What needs to be done = Search the data below for the word "JSON" and copy each line that holds it.

The records =
——————
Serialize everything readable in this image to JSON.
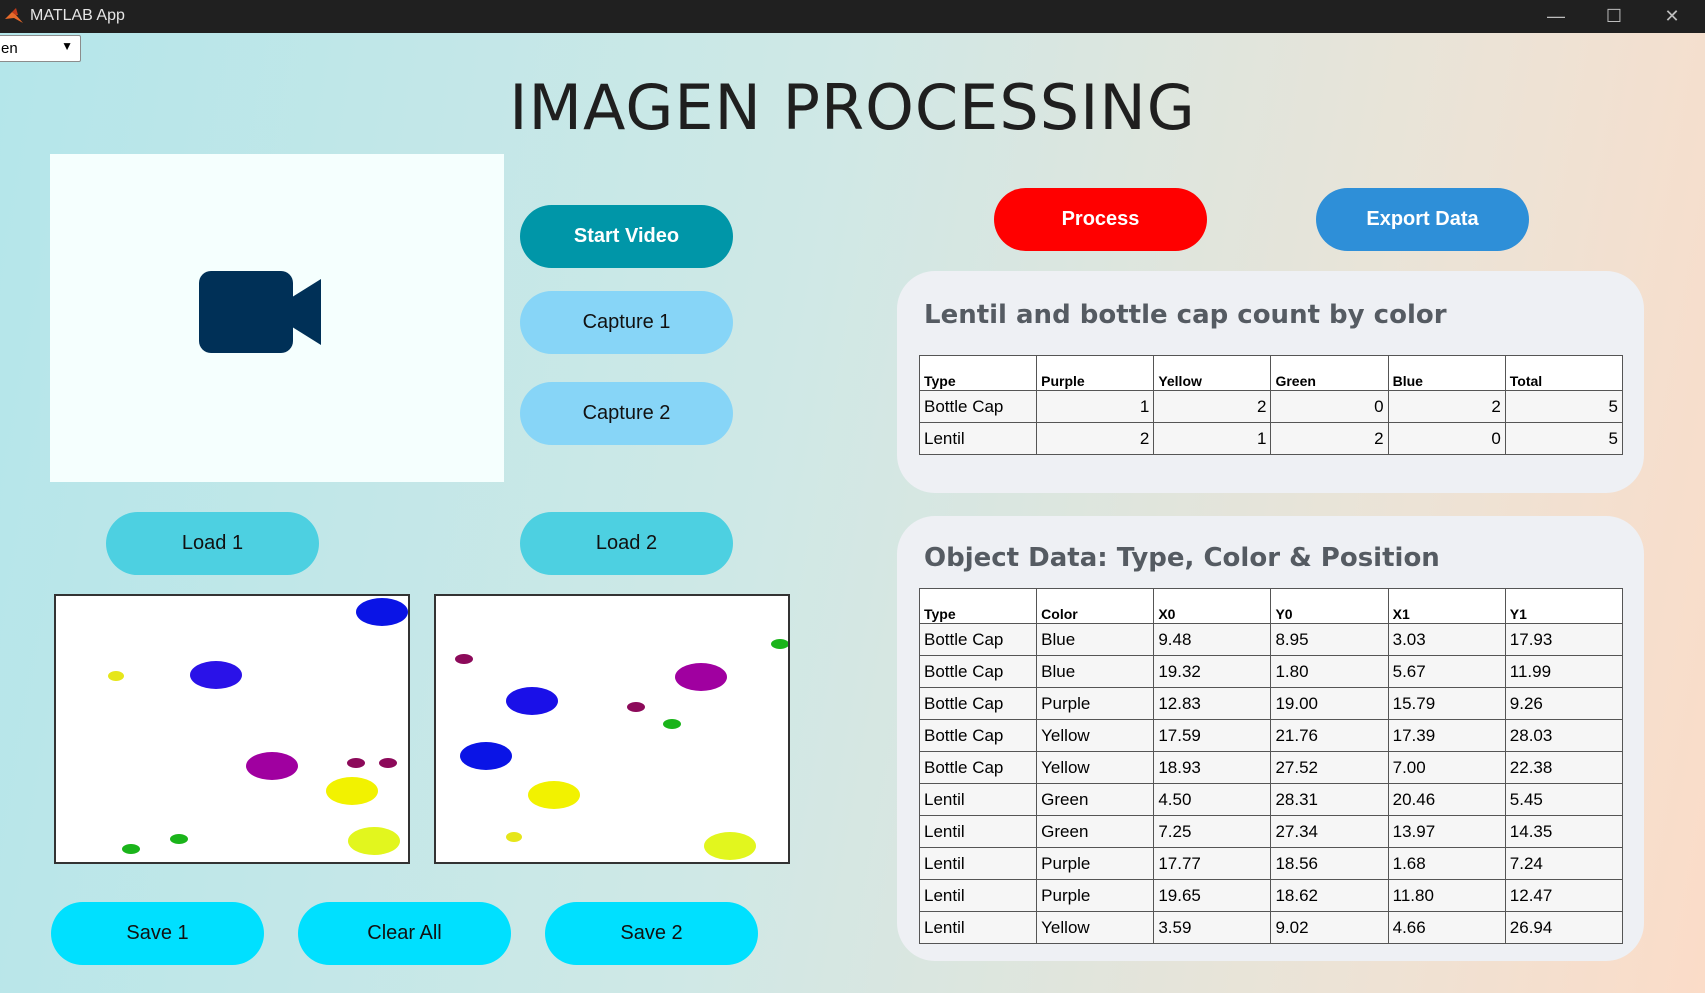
{
  "window": {
    "title": "MATLAB App",
    "minimize_glyph": "—",
    "maximize_glyph": "☐",
    "close_glyph": "✕"
  },
  "language_select": {
    "value": "en",
    "caret": "▼"
  },
  "title": "IMAGEN PROCESSING",
  "video": {
    "icon": "video-camera-icon",
    "icon_color": "#003057"
  },
  "buttons": {
    "start_video": "Start Video",
    "capture_1": "Capture 1",
    "capture_2": "Capture 2",
    "load_1": "Load 1",
    "load_2": "Load 2",
    "save_1": "Save 1",
    "clear_all": "Clear All",
    "save_2": "Save 2",
    "process": "Process",
    "export_data": "Export Data"
  },
  "colors": {
    "start_video": "#0096a8",
    "capture": "#87d5f7",
    "load": "#4dd0e1",
    "save": "#00e0ff",
    "process": "#ff0000",
    "export": "#2e8fd8"
  },
  "count_panel": {
    "title": "Lentil and bottle cap count by color",
    "columns": [
      "Type",
      "Purple",
      "Yellow",
      "Green",
      "Blue",
      "Total"
    ],
    "rows": [
      [
        "Bottle Cap",
        "1",
        "2",
        "0",
        "2",
        "5"
      ],
      [
        "Lentil",
        "2",
        "1",
        "2",
        "0",
        "5"
      ]
    ]
  },
  "object_panel": {
    "title": "Object Data: Type, Color & Position",
    "columns": [
      "Type",
      "Color",
      "X0",
      "Y0",
      "X1",
      "Y1"
    ],
    "rows": [
      [
        "Bottle Cap",
        "Blue",
        "9.48",
        "8.95",
        "3.03",
        "17.93"
      ],
      [
        "Bottle Cap",
        "Blue",
        "19.32",
        "1.80",
        "5.67",
        "11.99"
      ],
      [
        "Bottle Cap",
        "Purple",
        "12.83",
        "19.00",
        "15.79",
        "9.26"
      ],
      [
        "Bottle Cap",
        "Yellow",
        "17.59",
        "21.76",
        "17.39",
        "28.03"
      ],
      [
        "Bottle Cap",
        "Yellow",
        "18.93",
        "27.52",
        "7.00",
        "22.38"
      ],
      [
        "Lentil",
        "Green",
        "4.50",
        "28.31",
        "20.46",
        "5.45"
      ],
      [
        "Lentil",
        "Green",
        "7.25",
        "27.34",
        "13.97",
        "14.35"
      ],
      [
        "Lentil",
        "Purple",
        "17.77",
        "18.56",
        "1.68",
        "7.24"
      ],
      [
        "Lentil",
        "Purple",
        "19.65",
        "18.62",
        "11.80",
        "12.47"
      ],
      [
        "Lentil",
        "Yellow",
        "3.59",
        "9.02",
        "4.66",
        "26.94"
      ]
    ]
  }
}
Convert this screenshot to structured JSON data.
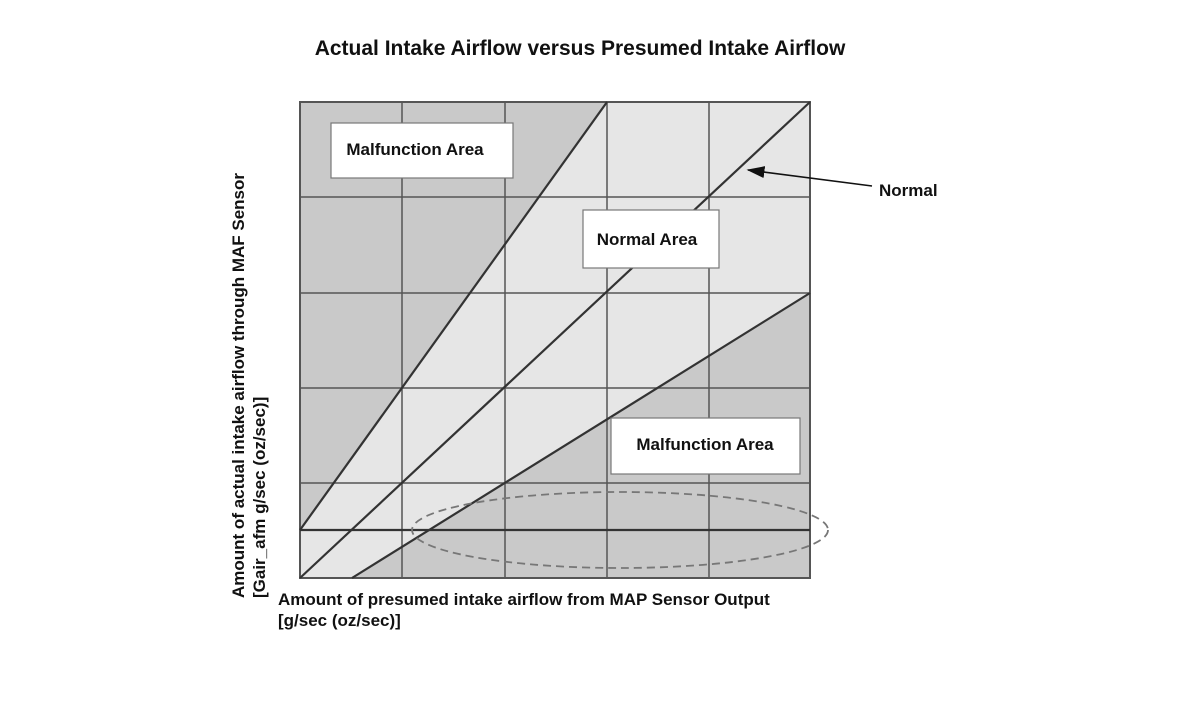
{
  "title": "Actual Intake Airflow versus Presumed Intake Airflow",
  "x_axis_label": [
    "Amount of presumed intake airflow from MAP Sensor Output",
    "[g/sec (oz/sec)]"
  ],
  "y_axis_label": [
    "Amount of actual intake airflow through MAF Sensor",
    "[Gair_afm g/sec (oz/sec)]"
  ],
  "areas": [
    "Malfunction Area",
    "Normal Area",
    "Malfunction Area"
  ],
  "annotation": "Normal"
}
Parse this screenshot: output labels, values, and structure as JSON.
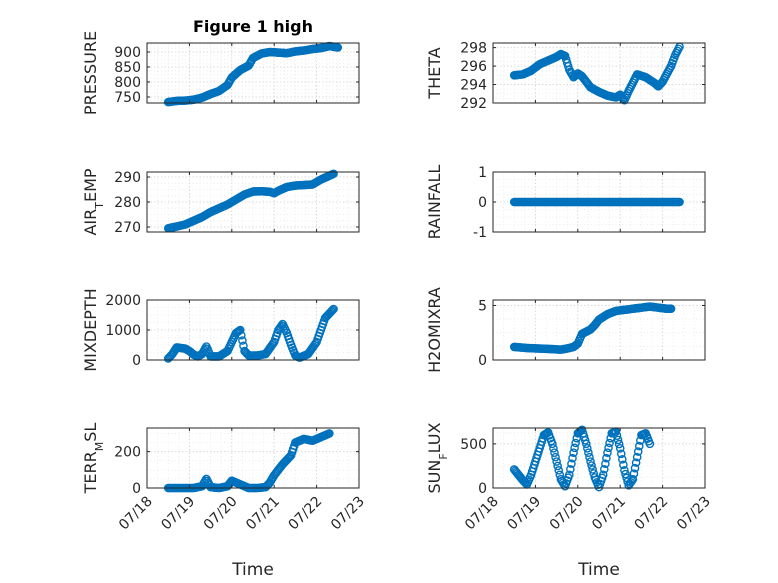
{
  "chart_data": [
    {
      "type": "scatter",
      "title": "Figure 1 high",
      "ylabel": "PRESSURE",
      "ylim": [
        730,
        930
      ],
      "yticks": [
        750,
        800,
        850,
        900
      ],
      "ytick_labels": [
        "750",
        "800",
        "850",
        "900"
      ],
      "points": [
        [
          18.5,
          733
        ],
        [
          18.7,
          737
        ],
        [
          18.9,
          738
        ],
        [
          19.1,
          741
        ],
        [
          19.3,
          748
        ],
        [
          19.5,
          760
        ],
        [
          19.7,
          770
        ],
        [
          19.9,
          790
        ],
        [
          20.0,
          815
        ],
        [
          20.2,
          840
        ],
        [
          20.4,
          855
        ],
        [
          20.5,
          880
        ],
        [
          20.7,
          895
        ],
        [
          20.9,
          900
        ],
        [
          21.1,
          898
        ],
        [
          21.3,
          896
        ],
        [
          21.5,
          902
        ],
        [
          21.7,
          905
        ],
        [
          21.9,
          910
        ],
        [
          22.1,
          913
        ],
        [
          22.3,
          920
        ],
        [
          22.5,
          915
        ]
      ]
    },
    {
      "type": "scatter",
      "title": "",
      "ylabel": "THETA",
      "ylim": [
        292,
        298.5
      ],
      "yticks": [
        292,
        294,
        296,
        298
      ],
      "ytick_labels": [
        "292",
        "294",
        "296",
        "298"
      ],
      "points": [
        [
          18.5,
          295
        ],
        [
          18.7,
          295.1
        ],
        [
          18.9,
          295.5
        ],
        [
          19.1,
          296.2
        ],
        [
          19.3,
          296.6
        ],
        [
          19.5,
          297
        ],
        [
          19.6,
          297.3
        ],
        [
          19.7,
          297.1
        ],
        [
          19.8,
          295.6
        ],
        [
          19.9,
          294.8
        ],
        [
          20.0,
          295.2
        ],
        [
          20.1,
          294.9
        ],
        [
          20.2,
          294.3
        ],
        [
          20.3,
          293.7
        ],
        [
          20.5,
          293.2
        ],
        [
          20.7,
          292.8
        ],
        [
          20.9,
          292.6
        ],
        [
          21.0,
          292.9
        ],
        [
          21.1,
          292.3
        ],
        [
          21.2,
          293.3
        ],
        [
          21.3,
          294.2
        ],
        [
          21.4,
          295.1
        ],
        [
          21.6,
          294.8
        ],
        [
          21.8,
          294.2
        ],
        [
          21.9,
          293.8
        ],
        [
          22.0,
          294.3
        ],
        [
          22.2,
          296
        ],
        [
          22.3,
          297.2
        ],
        [
          22.4,
          298.1
        ]
      ]
    },
    {
      "type": "scatter",
      "title": "",
      "ylabel": "AIR_TEMP",
      "ylim": [
        268,
        292
      ],
      "yticks": [
        270,
        280,
        290
      ],
      "ytick_labels": [
        "270",
        "280",
        "290"
      ],
      "points": [
        [
          18.5,
          269.5
        ],
        [
          18.7,
          270.2
        ],
        [
          18.9,
          271
        ],
        [
          19.1,
          272.5
        ],
        [
          19.3,
          274
        ],
        [
          19.5,
          276
        ],
        [
          19.7,
          277.5
        ],
        [
          19.9,
          279
        ],
        [
          20.1,
          281
        ],
        [
          20.3,
          283
        ],
        [
          20.5,
          284.2
        ],
        [
          20.7,
          284.3
        ],
        [
          20.9,
          284.1
        ],
        [
          21.0,
          283.5
        ],
        [
          21.1,
          284.5
        ],
        [
          21.3,
          286
        ],
        [
          21.5,
          286.6
        ],
        [
          21.7,
          286.8
        ],
        [
          21.9,
          287
        ],
        [
          22.1,
          289
        ],
        [
          22.3,
          290.5
        ],
        [
          22.4,
          291.3
        ]
      ]
    },
    {
      "type": "scatter",
      "title": "",
      "ylabel": "RAINFALL",
      "ylim": [
        -1,
        1
      ],
      "yticks": [
        -1,
        0,
        1
      ],
      "ytick_labels": [
        "-1",
        "0",
        "1"
      ],
      "points": [
        [
          18.5,
          0
        ],
        [
          18.8,
          0
        ],
        [
          19.1,
          0
        ],
        [
          19.4,
          0
        ],
        [
          19.7,
          0
        ],
        [
          20.0,
          0
        ],
        [
          20.3,
          0
        ],
        [
          20.6,
          0
        ],
        [
          20.9,
          0
        ],
        [
          21.2,
          0
        ],
        [
          21.5,
          0
        ],
        [
          21.8,
          0
        ],
        [
          22.1,
          0
        ],
        [
          22.4,
          0
        ]
      ]
    },
    {
      "type": "scatter",
      "title": "",
      "ylabel": "MIXDEPTH",
      "ylim": [
        0,
        2000
      ],
      "yticks": [
        0,
        1000,
        2000
      ],
      "ytick_labels": [
        "0",
        "1000",
        "2000"
      ],
      "points": [
        [
          18.5,
          50
        ],
        [
          18.6,
          200
        ],
        [
          18.7,
          420
        ],
        [
          18.9,
          380
        ],
        [
          19.0,
          300
        ],
        [
          19.1,
          180
        ],
        [
          19.2,
          120
        ],
        [
          19.3,
          200
        ],
        [
          19.4,
          450
        ],
        [
          19.5,
          120
        ],
        [
          19.7,
          120
        ],
        [
          19.9,
          300
        ],
        [
          20.0,
          600
        ],
        [
          20.1,
          900
        ],
        [
          20.2,
          1000
        ],
        [
          20.3,
          300
        ],
        [
          20.4,
          150
        ],
        [
          20.6,
          150
        ],
        [
          20.8,
          200
        ],
        [
          21.0,
          600
        ],
        [
          21.1,
          1000
        ],
        [
          21.2,
          1200
        ],
        [
          21.3,
          900
        ],
        [
          21.4,
          500
        ],
        [
          21.5,
          150
        ],
        [
          21.6,
          80
        ],
        [
          21.8,
          200
        ],
        [
          22.0,
          600
        ],
        [
          22.1,
          1000
        ],
        [
          22.2,
          1400
        ],
        [
          22.4,
          1700
        ]
      ]
    },
    {
      "type": "scatter",
      "title": "",
      "ylabel": "H2OMIXRA",
      "ylim": [
        0,
        5.5
      ],
      "yticks": [
        0,
        5
      ],
      "ytick_labels": [
        "0",
        "5"
      ],
      "points": [
        [
          18.5,
          1.2
        ],
        [
          18.8,
          1.1
        ],
        [
          19.1,
          1.05
        ],
        [
          19.4,
          1.0
        ],
        [
          19.6,
          0.95
        ],
        [
          19.8,
          1.1
        ],
        [
          19.9,
          1.2
        ],
        [
          20.0,
          1.5
        ],
        [
          20.1,
          2.4
        ],
        [
          20.3,
          2.8
        ],
        [
          20.4,
          3.2
        ],
        [
          20.5,
          3.7
        ],
        [
          20.7,
          4.2
        ],
        [
          20.9,
          4.5
        ],
        [
          21.1,
          4.6
        ],
        [
          21.3,
          4.7
        ],
        [
          21.5,
          4.8
        ],
        [
          21.7,
          4.9
        ],
        [
          21.9,
          4.8
        ],
        [
          22.1,
          4.7
        ],
        [
          22.2,
          4.7
        ]
      ]
    },
    {
      "type": "scatter",
      "title": "",
      "ylabel": "TERR_MSL",
      "ylim": [
        0,
        330
      ],
      "yticks": [
        0,
        200
      ],
      "ytick_labels": [
        "0",
        "200"
      ],
      "points": [
        [
          18.5,
          0
        ],
        [
          18.7,
          0
        ],
        [
          18.9,
          0
        ],
        [
          19.1,
          0
        ],
        [
          19.3,
          10
        ],
        [
          19.4,
          50
        ],
        [
          19.5,
          5
        ],
        [
          19.7,
          0
        ],
        [
          19.9,
          10
        ],
        [
          20.0,
          40
        ],
        [
          20.2,
          20
        ],
        [
          20.4,
          0
        ],
        [
          20.6,
          0
        ],
        [
          20.8,
          5
        ],
        [
          20.9,
          30
        ],
        [
          21.0,
          70
        ],
        [
          21.2,
          130
        ],
        [
          21.4,
          180
        ],
        [
          21.5,
          250
        ],
        [
          21.7,
          270
        ],
        [
          21.9,
          260
        ],
        [
          22.1,
          280
        ],
        [
          22.3,
          300
        ]
      ]
    },
    {
      "type": "scatter",
      "title": "",
      "ylabel": "SUN_FLUX",
      "ylim": [
        0,
        680
      ],
      "yticks": [
        0,
        500
      ],
      "ytick_labels": [
        "0",
        "500"
      ],
      "points": [
        [
          18.5,
          210
        ],
        [
          18.6,
          150
        ],
        [
          18.7,
          90
        ],
        [
          18.8,
          40
        ],
        [
          18.9,
          150
        ],
        [
          19.0,
          300
        ],
        [
          19.1,
          450
        ],
        [
          19.2,
          600
        ],
        [
          19.3,
          630
        ],
        [
          19.4,
          500
        ],
        [
          19.5,
          300
        ],
        [
          19.6,
          100
        ],
        [
          19.7,
          20
        ],
        [
          19.8,
          150
        ],
        [
          19.9,
          400
        ],
        [
          20.0,
          620
        ],
        [
          20.1,
          660
        ],
        [
          20.2,
          500
        ],
        [
          20.3,
          300
        ],
        [
          20.4,
          120
        ],
        [
          20.5,
          10
        ],
        [
          20.6,
          150
        ],
        [
          20.7,
          400
        ],
        [
          20.8,
          620
        ],
        [
          20.9,
          640
        ],
        [
          21.0,
          450
        ],
        [
          21.1,
          200
        ],
        [
          21.2,
          30
        ],
        [
          21.3,
          100
        ],
        [
          21.4,
          350
        ],
        [
          21.5,
          600
        ],
        [
          21.6,
          620
        ],
        [
          21.7,
          500
        ]
      ]
    }
  ],
  "x_axis": {
    "ticks": [
      18,
      19,
      20,
      21,
      22,
      23
    ],
    "tick_labels": [
      "07/18",
      "07/19",
      "07/20",
      "07/21",
      "07/22",
      "07/23"
    ],
    "xlim": [
      18,
      23
    ],
    "label": "Time"
  },
  "colors": {
    "marker": "#0072bd",
    "axis": "#262626"
  }
}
——————
Reply =
Serialize everything readable in this image to JSON.
Convert this screenshot to structured JSON data.
Parse this screenshot: output labels, values, and structure as JSON.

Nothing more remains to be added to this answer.